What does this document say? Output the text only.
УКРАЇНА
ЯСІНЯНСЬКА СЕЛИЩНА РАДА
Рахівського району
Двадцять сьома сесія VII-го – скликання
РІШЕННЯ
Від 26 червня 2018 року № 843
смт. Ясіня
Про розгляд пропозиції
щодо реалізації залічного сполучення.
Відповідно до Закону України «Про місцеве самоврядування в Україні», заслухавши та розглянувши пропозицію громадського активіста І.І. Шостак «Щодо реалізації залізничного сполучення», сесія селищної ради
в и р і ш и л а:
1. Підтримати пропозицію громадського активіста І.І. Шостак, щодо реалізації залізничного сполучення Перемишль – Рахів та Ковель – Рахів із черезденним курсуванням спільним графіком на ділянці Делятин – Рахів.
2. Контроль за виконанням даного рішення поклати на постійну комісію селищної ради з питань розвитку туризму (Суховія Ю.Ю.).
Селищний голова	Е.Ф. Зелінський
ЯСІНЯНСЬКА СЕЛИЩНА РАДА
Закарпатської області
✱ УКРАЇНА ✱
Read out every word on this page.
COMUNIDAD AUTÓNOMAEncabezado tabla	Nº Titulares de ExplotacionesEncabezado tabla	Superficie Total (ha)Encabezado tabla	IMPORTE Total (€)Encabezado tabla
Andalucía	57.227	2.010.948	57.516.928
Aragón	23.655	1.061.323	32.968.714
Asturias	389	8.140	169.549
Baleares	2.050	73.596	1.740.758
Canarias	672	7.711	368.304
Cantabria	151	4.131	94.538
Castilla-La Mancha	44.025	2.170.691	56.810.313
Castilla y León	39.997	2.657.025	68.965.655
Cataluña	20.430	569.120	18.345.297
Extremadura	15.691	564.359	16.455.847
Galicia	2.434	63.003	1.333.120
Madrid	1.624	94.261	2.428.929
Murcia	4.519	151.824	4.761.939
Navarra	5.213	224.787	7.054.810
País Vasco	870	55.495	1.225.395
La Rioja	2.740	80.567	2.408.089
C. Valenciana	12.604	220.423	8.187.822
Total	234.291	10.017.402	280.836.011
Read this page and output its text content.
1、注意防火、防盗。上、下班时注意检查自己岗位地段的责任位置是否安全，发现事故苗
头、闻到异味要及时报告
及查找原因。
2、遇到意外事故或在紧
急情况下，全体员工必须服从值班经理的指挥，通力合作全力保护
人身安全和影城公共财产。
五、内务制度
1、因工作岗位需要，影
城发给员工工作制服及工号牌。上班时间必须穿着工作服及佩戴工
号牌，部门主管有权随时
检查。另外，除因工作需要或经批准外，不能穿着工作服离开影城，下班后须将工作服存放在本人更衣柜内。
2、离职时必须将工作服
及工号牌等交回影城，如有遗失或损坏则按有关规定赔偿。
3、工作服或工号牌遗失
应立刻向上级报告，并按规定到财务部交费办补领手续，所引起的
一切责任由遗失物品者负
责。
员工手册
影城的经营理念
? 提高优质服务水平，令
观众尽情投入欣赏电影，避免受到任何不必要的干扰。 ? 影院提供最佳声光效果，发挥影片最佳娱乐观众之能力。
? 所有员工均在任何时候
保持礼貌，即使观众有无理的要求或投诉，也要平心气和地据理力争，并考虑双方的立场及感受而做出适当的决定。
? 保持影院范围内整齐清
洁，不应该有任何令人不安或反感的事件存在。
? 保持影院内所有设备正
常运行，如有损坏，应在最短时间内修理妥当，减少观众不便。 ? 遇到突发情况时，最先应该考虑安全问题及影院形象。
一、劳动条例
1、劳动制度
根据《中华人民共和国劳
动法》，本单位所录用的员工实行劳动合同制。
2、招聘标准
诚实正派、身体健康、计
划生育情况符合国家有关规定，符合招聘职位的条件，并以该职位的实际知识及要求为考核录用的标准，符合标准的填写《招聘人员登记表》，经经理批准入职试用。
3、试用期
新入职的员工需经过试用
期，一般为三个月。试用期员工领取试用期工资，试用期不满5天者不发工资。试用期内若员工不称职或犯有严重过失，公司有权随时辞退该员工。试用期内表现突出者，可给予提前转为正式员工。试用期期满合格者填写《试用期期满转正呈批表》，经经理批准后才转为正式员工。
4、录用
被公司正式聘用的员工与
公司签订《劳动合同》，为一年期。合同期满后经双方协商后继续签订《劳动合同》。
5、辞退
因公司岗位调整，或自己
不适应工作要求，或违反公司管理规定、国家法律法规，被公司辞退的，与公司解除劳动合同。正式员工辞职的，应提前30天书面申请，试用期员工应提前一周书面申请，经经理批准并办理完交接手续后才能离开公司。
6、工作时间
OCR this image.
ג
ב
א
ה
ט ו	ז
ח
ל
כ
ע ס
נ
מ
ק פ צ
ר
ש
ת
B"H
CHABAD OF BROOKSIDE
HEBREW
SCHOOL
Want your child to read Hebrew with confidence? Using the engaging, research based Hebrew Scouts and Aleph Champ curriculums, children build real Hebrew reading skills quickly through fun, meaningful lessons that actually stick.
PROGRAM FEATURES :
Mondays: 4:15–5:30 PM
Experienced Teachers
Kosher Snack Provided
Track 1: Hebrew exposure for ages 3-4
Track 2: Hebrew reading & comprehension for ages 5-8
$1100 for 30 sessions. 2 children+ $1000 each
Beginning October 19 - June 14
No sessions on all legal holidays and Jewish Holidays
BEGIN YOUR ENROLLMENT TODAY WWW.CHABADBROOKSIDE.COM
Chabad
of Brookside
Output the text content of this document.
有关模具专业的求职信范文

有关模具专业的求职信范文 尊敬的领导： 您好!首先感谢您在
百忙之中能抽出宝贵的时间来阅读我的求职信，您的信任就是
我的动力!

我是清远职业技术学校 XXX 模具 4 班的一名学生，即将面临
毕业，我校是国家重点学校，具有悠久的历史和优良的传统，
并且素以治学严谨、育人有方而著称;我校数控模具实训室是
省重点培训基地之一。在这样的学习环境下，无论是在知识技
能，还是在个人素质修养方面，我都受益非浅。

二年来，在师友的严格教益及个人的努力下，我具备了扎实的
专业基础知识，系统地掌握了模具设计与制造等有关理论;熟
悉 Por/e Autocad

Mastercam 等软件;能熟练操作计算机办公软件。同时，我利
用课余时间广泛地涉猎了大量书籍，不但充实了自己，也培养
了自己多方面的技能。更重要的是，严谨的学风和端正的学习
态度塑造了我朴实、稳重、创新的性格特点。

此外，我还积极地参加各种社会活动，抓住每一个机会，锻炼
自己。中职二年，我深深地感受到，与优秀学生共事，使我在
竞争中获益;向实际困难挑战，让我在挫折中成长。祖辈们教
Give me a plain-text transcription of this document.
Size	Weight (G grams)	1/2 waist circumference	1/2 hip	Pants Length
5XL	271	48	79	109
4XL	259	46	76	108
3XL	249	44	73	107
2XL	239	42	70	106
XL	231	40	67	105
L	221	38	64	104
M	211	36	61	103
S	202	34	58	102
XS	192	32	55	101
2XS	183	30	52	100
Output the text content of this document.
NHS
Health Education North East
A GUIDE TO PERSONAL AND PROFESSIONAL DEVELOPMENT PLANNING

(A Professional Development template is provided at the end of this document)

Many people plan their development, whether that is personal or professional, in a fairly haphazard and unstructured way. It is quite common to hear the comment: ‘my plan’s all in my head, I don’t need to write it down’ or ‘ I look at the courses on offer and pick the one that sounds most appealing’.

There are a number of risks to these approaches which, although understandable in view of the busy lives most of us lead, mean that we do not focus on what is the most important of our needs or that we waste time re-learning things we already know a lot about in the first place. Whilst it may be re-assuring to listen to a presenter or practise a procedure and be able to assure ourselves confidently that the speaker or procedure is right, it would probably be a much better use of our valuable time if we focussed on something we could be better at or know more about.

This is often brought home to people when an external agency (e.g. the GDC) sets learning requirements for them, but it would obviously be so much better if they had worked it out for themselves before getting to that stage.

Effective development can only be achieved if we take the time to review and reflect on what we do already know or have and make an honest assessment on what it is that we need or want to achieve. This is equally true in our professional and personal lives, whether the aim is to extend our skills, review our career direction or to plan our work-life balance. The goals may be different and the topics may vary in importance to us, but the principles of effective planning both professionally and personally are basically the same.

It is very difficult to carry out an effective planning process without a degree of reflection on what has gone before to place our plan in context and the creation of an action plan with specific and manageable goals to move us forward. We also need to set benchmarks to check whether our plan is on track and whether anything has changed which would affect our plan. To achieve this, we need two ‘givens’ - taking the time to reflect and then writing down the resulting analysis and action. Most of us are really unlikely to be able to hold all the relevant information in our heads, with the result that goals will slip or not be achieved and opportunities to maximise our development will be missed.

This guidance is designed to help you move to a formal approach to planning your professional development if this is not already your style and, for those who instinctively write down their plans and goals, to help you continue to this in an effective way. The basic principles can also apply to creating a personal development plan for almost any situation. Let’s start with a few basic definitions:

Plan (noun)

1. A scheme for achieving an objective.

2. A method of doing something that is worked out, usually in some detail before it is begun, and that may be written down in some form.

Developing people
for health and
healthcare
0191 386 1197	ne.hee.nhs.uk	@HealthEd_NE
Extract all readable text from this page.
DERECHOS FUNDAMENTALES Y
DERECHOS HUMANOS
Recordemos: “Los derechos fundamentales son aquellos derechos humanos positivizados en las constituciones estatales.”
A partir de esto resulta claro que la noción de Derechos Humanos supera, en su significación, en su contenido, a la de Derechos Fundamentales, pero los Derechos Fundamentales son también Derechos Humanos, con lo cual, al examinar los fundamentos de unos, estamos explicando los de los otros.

Goal of the exercise >> Begin at the line containing "Extract all readable text from this page." and reproduce each line through the end of the records above.

Expected answer >>
Extract all readable text from this page.
DERECHOS FUNDAMENTALES Y
DERECHOS HUMANOS
Recordemos: “Los derechos fundamentales son aquellos derechos humanos positivizados en las constituciones estatales.”
A partir de esto resulta claro que la noción de Derechos Humanos supera, en su significación, en su contenido, a la de Derechos Fundamentales, pero los Derechos Fundamentales son también Derechos Humanos, con lo cual, al examinar los fundamentos de unos, estamos explicando los de los otros.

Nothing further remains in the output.